— start of Text section —

# Filter issue



## Spiffles (Feb 25, 2010)

So, my sister has had a gold fish in a bowl for the longest time. She's refused to move it, since she was afraid that the cats would eat it, and she didn't have room on the surfaces in her room for a bigger tank. I talked her into moving it into another room, and sprung for a 10 gallon tank with a lid for it. I bought the filter, air pumps, water conditioner, and all that other good stuff, but am having trouble with the filter.

To be straight up about it, I think I fried it right away. I've never kept/taken care of fish before, though, so I thought I would ask around.

I assembled the filter according to the directions, filled it with water, and then plugged it in. It ran for about 2 seconds, then shut off. After poking at it for a minute, I decided to disassemble it. I looked it over, didn't see anything wrong (at least to a very untrained eye), and put it back together, refilled it, then plugged it back in. The first time I did this, it started up for another 2 seconds. Then shut off. I've done this a couple more times since then, and now it simply won't turn on at all.

Has anyone experienced this problem, or could anyone tell me what I might've done wrong, or what I should be looking for to figure out what IS wrong?

It's a brand new filter, new out of the box. I want to make sure that it's dead as a door nail before I go out and buy another one. I also want to get the fish into the tank as soon as possible, though, and I can't even start that until I've conditioned/cycled the tank. Also should probably include that the filter is an external filter. It's a large box that hangs on the outside, with a pipe that loops down into the water.

EDIT: I also just took it apart again, and reassembled. Now it will turn on, but no water will come out. I have the tube/pipe submerged, so not sure what that means.


----------



## JohnnyD44 (Dec 5, 2008)

First off Hello and Welcome to the forum!!

Can you post a pic of your filter or tell us what kind it is??? Are you sure the propellar is properly inserted? Thre's nothing clogging the intake tube in the water?? above all a name and brnad would be helpful

2 other things....you're going to need to cycle this tank, since you have a new filter....you read up on that here...
http://www.tropicalfishkeeping.com/freshwater-aquariums/aquarium-cycle-252/

and the other being, that a 10G tank is a little small for a goldfish...they produce alot of waste and unless you overrun this tank with filtertration....you may want to consider going for atleast a 20G....most people will reccomend atleast 30G for a full grown goldfish...

hope some of that helps!

and again, welcome!


----------



## Spiffles (Feb 25, 2010)

Thank you for the quick response.

— end of Text section —

» **Stated task**
In the filter thread, how long did the new filter run the first time it was plugged in before it shut off?

— start of Extracted information —

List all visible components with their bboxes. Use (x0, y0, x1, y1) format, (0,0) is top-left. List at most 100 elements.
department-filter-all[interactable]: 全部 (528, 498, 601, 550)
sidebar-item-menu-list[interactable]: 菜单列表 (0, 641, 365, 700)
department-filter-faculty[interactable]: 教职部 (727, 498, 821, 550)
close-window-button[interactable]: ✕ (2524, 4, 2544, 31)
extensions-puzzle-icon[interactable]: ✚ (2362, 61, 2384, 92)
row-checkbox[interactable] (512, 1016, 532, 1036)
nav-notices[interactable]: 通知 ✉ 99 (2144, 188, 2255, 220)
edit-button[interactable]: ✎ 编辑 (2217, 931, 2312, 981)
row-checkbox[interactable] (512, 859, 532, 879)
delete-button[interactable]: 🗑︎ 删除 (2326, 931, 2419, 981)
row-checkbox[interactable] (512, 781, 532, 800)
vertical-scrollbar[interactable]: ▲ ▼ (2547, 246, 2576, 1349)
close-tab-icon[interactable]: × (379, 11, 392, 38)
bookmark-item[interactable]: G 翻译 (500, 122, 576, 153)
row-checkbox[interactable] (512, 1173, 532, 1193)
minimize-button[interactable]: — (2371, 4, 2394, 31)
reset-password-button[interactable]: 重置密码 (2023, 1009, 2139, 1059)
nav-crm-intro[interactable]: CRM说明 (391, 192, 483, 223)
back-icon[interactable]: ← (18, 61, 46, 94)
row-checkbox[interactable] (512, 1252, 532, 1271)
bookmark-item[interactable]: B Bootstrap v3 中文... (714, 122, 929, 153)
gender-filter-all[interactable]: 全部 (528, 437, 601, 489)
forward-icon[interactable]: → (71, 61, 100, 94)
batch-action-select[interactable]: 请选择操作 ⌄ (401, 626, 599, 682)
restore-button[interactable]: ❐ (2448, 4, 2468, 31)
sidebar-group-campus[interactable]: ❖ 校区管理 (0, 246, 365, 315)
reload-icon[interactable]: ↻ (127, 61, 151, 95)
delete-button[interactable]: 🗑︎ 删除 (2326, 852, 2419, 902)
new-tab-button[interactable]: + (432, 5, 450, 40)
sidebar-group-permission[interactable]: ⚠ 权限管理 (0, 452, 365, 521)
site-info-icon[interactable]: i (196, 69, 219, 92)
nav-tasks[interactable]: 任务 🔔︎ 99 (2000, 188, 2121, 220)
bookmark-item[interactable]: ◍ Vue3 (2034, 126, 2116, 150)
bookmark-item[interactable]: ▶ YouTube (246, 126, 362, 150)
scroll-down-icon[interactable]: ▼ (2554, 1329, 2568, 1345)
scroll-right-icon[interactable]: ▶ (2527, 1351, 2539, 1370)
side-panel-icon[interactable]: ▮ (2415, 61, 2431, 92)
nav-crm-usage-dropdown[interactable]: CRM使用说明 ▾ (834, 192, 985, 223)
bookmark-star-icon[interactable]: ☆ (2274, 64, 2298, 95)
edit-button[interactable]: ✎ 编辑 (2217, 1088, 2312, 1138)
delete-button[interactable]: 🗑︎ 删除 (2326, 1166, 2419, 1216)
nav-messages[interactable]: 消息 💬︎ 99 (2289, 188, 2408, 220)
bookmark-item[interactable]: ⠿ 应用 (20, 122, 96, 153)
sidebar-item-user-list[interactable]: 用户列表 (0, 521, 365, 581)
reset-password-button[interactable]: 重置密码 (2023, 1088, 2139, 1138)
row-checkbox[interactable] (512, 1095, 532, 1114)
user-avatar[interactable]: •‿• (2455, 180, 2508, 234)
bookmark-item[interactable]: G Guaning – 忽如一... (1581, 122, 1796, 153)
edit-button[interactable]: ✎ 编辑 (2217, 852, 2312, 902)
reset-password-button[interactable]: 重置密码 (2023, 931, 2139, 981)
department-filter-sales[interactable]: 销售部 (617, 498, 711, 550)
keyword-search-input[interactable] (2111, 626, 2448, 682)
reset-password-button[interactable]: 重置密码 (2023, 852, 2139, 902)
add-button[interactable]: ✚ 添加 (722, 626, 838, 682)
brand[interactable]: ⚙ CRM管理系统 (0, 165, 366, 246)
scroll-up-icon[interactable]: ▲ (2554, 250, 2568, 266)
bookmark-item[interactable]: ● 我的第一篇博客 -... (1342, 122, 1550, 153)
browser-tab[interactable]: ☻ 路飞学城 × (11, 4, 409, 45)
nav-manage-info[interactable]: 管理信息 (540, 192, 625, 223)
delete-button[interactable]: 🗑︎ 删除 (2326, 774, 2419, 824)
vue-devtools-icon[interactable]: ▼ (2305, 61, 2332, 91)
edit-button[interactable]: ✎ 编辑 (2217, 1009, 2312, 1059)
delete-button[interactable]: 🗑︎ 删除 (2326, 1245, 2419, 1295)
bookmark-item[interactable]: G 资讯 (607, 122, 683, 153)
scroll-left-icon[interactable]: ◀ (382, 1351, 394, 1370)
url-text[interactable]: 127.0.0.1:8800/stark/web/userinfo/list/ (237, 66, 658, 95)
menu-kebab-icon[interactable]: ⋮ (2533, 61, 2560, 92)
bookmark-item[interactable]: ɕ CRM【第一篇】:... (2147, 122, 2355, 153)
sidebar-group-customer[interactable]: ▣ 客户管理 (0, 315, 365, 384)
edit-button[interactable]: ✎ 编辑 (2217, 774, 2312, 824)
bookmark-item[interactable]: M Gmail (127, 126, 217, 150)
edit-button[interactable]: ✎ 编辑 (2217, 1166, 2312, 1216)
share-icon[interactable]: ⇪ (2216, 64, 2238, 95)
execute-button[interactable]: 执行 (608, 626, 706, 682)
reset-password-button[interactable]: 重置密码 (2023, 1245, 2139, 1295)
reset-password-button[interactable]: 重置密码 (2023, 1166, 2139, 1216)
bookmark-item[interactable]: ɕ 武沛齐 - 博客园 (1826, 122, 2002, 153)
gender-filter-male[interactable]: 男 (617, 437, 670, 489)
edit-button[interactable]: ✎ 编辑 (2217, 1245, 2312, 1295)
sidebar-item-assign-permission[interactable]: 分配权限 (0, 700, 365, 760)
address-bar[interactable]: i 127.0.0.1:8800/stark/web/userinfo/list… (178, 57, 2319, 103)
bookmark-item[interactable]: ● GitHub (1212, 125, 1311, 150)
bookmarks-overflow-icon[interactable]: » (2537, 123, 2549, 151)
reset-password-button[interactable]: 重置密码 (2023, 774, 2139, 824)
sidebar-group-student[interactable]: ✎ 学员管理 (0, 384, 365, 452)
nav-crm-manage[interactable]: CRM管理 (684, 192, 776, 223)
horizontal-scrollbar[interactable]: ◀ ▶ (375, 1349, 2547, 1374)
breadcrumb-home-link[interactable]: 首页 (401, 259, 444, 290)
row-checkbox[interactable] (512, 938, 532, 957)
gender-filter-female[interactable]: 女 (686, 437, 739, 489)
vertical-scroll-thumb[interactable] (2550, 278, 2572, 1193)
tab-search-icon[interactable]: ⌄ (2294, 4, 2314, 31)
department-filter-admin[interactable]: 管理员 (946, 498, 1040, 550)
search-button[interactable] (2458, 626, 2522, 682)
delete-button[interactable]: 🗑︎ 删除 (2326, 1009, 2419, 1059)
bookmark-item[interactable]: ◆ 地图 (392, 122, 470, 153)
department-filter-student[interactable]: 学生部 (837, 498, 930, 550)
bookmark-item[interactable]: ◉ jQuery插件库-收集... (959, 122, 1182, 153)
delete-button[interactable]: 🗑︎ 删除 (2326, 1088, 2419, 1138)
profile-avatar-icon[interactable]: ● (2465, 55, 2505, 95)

— end of Extracted information —

» **The answer**
About 2 seconds.